§ THE INPUT:
= = = = = = =

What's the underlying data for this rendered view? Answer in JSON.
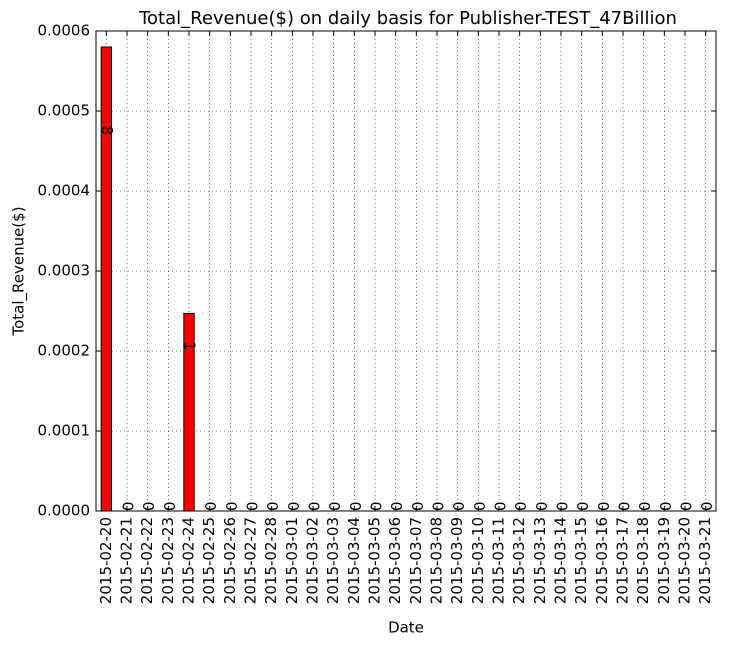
{
  "chart_data": {
    "type": "bar",
    "title": "Total_Revenue($) on daily basis for Publisher-TEST_47Billion",
    "xlabel": "Date",
    "ylabel": "Total_Revenue($)",
    "categories": [
      "2015-02-20",
      "2015-02-21",
      "2015-02-22",
      "2015-02-23",
      "2015-02-24",
      "2015-02-25",
      "2015-02-26",
      "2015-02-27",
      "2015-02-28",
      "2015-03-01",
      "2015-03-02",
      "2015-03-03",
      "2015-03-04",
      "2015-03-05",
      "2015-03-06",
      "2015-03-07",
      "2015-03-08",
      "2015-03-09",
      "2015-03-10",
      "2015-03-11",
      "2015-03-12",
      "2015-03-13",
      "2015-03-14",
      "2015-03-15",
      "2015-03-16",
      "2015-03-17",
      "2015-03-18",
      "2015-03-19",
      "2015-03-20",
      "2015-03-21"
    ],
    "values": [
      0.00058,
      0,
      0,
      0,
      0.000247,
      0,
      0,
      0,
      0,
      0,
      0,
      0,
      0,
      0,
      0,
      0,
      0,
      0,
      0,
      0,
      0,
      0,
      0,
      0,
      0,
      0,
      0,
      0,
      0,
      0
    ],
    "bar_labels": [
      8,
      0,
      0,
      0,
      1,
      0,
      0,
      0,
      0,
      0,
      0,
      0,
      0,
      0,
      0,
      0,
      0,
      0,
      0,
      0,
      0,
      0,
      0,
      0,
      0,
      0,
      0,
      0,
      0,
      0
    ],
    "color": "#ff0000",
    "ylim": [
      0,
      0.0006
    ],
    "yticks": [
      {
        "value": 0,
        "label": "0.0000"
      },
      {
        "value": 0.0001,
        "label": "0.0001"
      },
      {
        "value": 0.0002,
        "label": "0.0002"
      },
      {
        "value": 0.0003,
        "label": "0.0003"
      },
      {
        "value": 0.0004,
        "label": "0.0004"
      },
      {
        "value": 0.0005,
        "label": "0.0005"
      },
      {
        "value": 0.0006,
        "label": "0.0006"
      }
    ],
    "grid": true
  }
}
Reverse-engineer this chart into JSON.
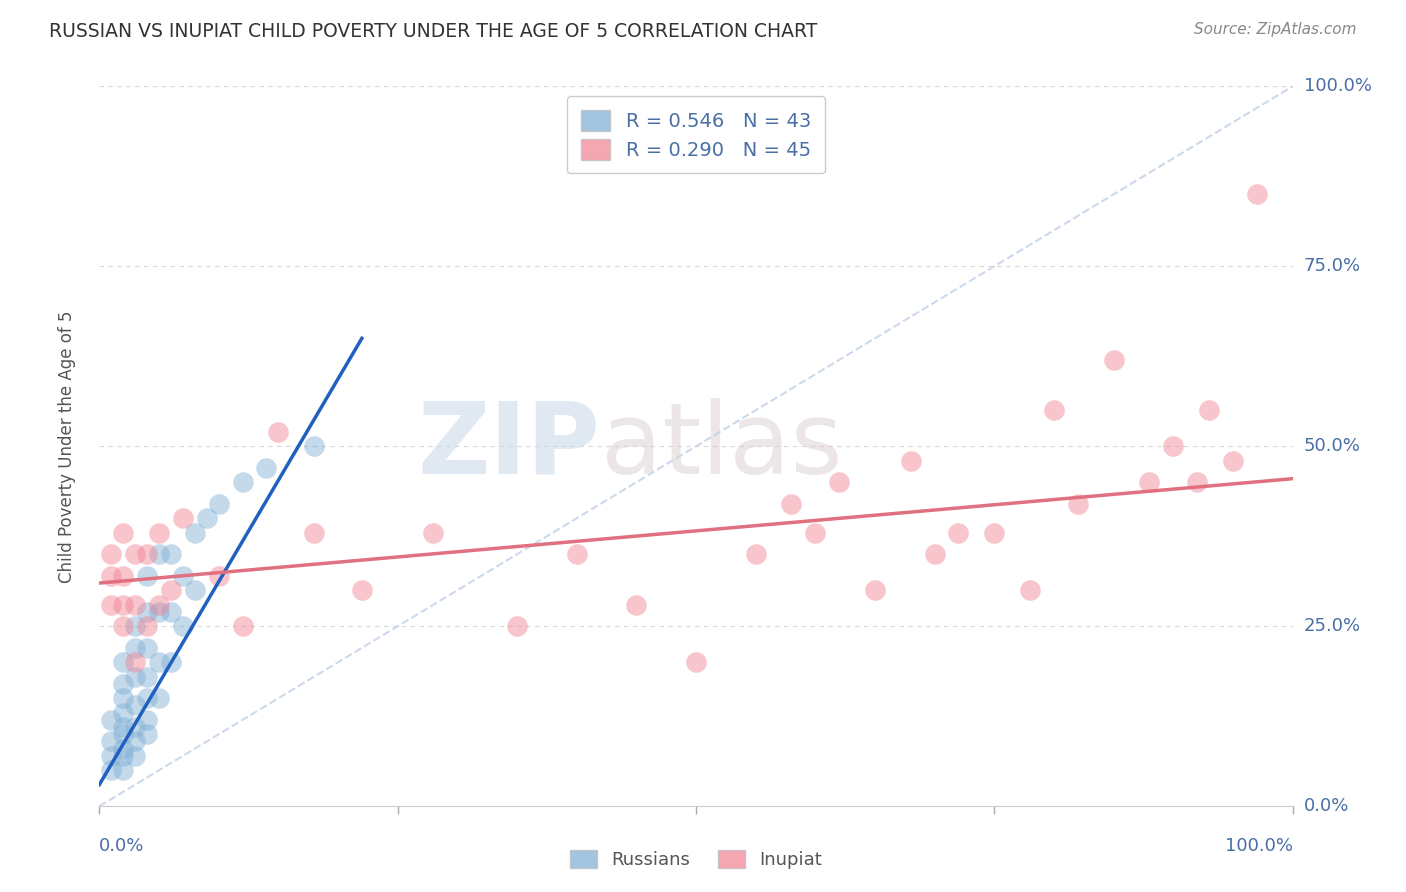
{
  "title": "RUSSIAN VS INUPIAT CHILD POVERTY UNDER THE AGE OF 5 CORRELATION CHART",
  "source": "Source: ZipAtlas.com",
  "ylabel": "Child Poverty Under the Age of 5",
  "ytick_labels": [
    "0.0%",
    "25.0%",
    "50.0%",
    "75.0%",
    "100.0%"
  ],
  "ytick_values": [
    0.0,
    0.25,
    0.5,
    0.75,
    1.0
  ],
  "legend_entries": [
    {
      "label": "R = 0.546   N = 43",
      "color": "#a8c4e0"
    },
    {
      "label": "R = 0.290   N = 45",
      "color": "#f0a0b0"
    }
  ],
  "legend_bottom": [
    "Russians",
    "Inupiat"
  ],
  "russian_color": "#7dadd4",
  "inupiat_color": "#f08090",
  "russian_line_color": "#2060c0",
  "inupiat_line_color": "#e07080",
  "diagonal_color": "#c0d0e8",
  "watermark_zip": "ZIP",
  "watermark_atlas": "atlas",
  "background_color": "#ffffff",
  "grid_color": "#d8d8d8",
  "russians_x": [
    0.01,
    0.01,
    0.01,
    0.01,
    0.02,
    0.02,
    0.02,
    0.02,
    0.02,
    0.02,
    0.02,
    0.02,
    0.02,
    0.03,
    0.03,
    0.03,
    0.03,
    0.03,
    0.03,
    0.03,
    0.04,
    0.04,
    0.04,
    0.04,
    0.04,
    0.04,
    0.04,
    0.05,
    0.05,
    0.05,
    0.05,
    0.06,
    0.06,
    0.06,
    0.07,
    0.07,
    0.08,
    0.08,
    0.09,
    0.1,
    0.12,
    0.14,
    0.18
  ],
  "russians_y": [
    0.05,
    0.07,
    0.09,
    0.12,
    0.05,
    0.07,
    0.08,
    0.1,
    0.11,
    0.13,
    0.15,
    0.17,
    0.2,
    0.07,
    0.09,
    0.11,
    0.14,
    0.18,
    0.22,
    0.25,
    0.1,
    0.12,
    0.15,
    0.18,
    0.22,
    0.27,
    0.32,
    0.15,
    0.2,
    0.27,
    0.35,
    0.2,
    0.27,
    0.35,
    0.25,
    0.32,
    0.3,
    0.38,
    0.4,
    0.42,
    0.45,
    0.47,
    0.5
  ],
  "inupiats_x": [
    0.01,
    0.01,
    0.01,
    0.02,
    0.02,
    0.02,
    0.02,
    0.03,
    0.03,
    0.03,
    0.04,
    0.04,
    0.05,
    0.05,
    0.06,
    0.07,
    0.1,
    0.12,
    0.15,
    0.18,
    0.22,
    0.28,
    0.35,
    0.4,
    0.45,
    0.5,
    0.55,
    0.58,
    0.6,
    0.62,
    0.65,
    0.68,
    0.7,
    0.72,
    0.75,
    0.78,
    0.8,
    0.82,
    0.85,
    0.88,
    0.9,
    0.92,
    0.93,
    0.95,
    0.97
  ],
  "inupiats_y": [
    0.28,
    0.32,
    0.35,
    0.25,
    0.28,
    0.32,
    0.38,
    0.2,
    0.28,
    0.35,
    0.25,
    0.35,
    0.28,
    0.38,
    0.3,
    0.4,
    0.32,
    0.25,
    0.52,
    0.38,
    0.3,
    0.38,
    0.25,
    0.35,
    0.28,
    0.2,
    0.35,
    0.42,
    0.38,
    0.45,
    0.3,
    0.48,
    0.35,
    0.38,
    0.38,
    0.3,
    0.55,
    0.42,
    0.62,
    0.45,
    0.5,
    0.45,
    0.55,
    0.48,
    0.85
  ]
}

= = = = = = =

§ TASK BRIEF: What is the number of lines in the data above that include the word "this"? Answer with that number only.

§ OUTPUT BELOW: 2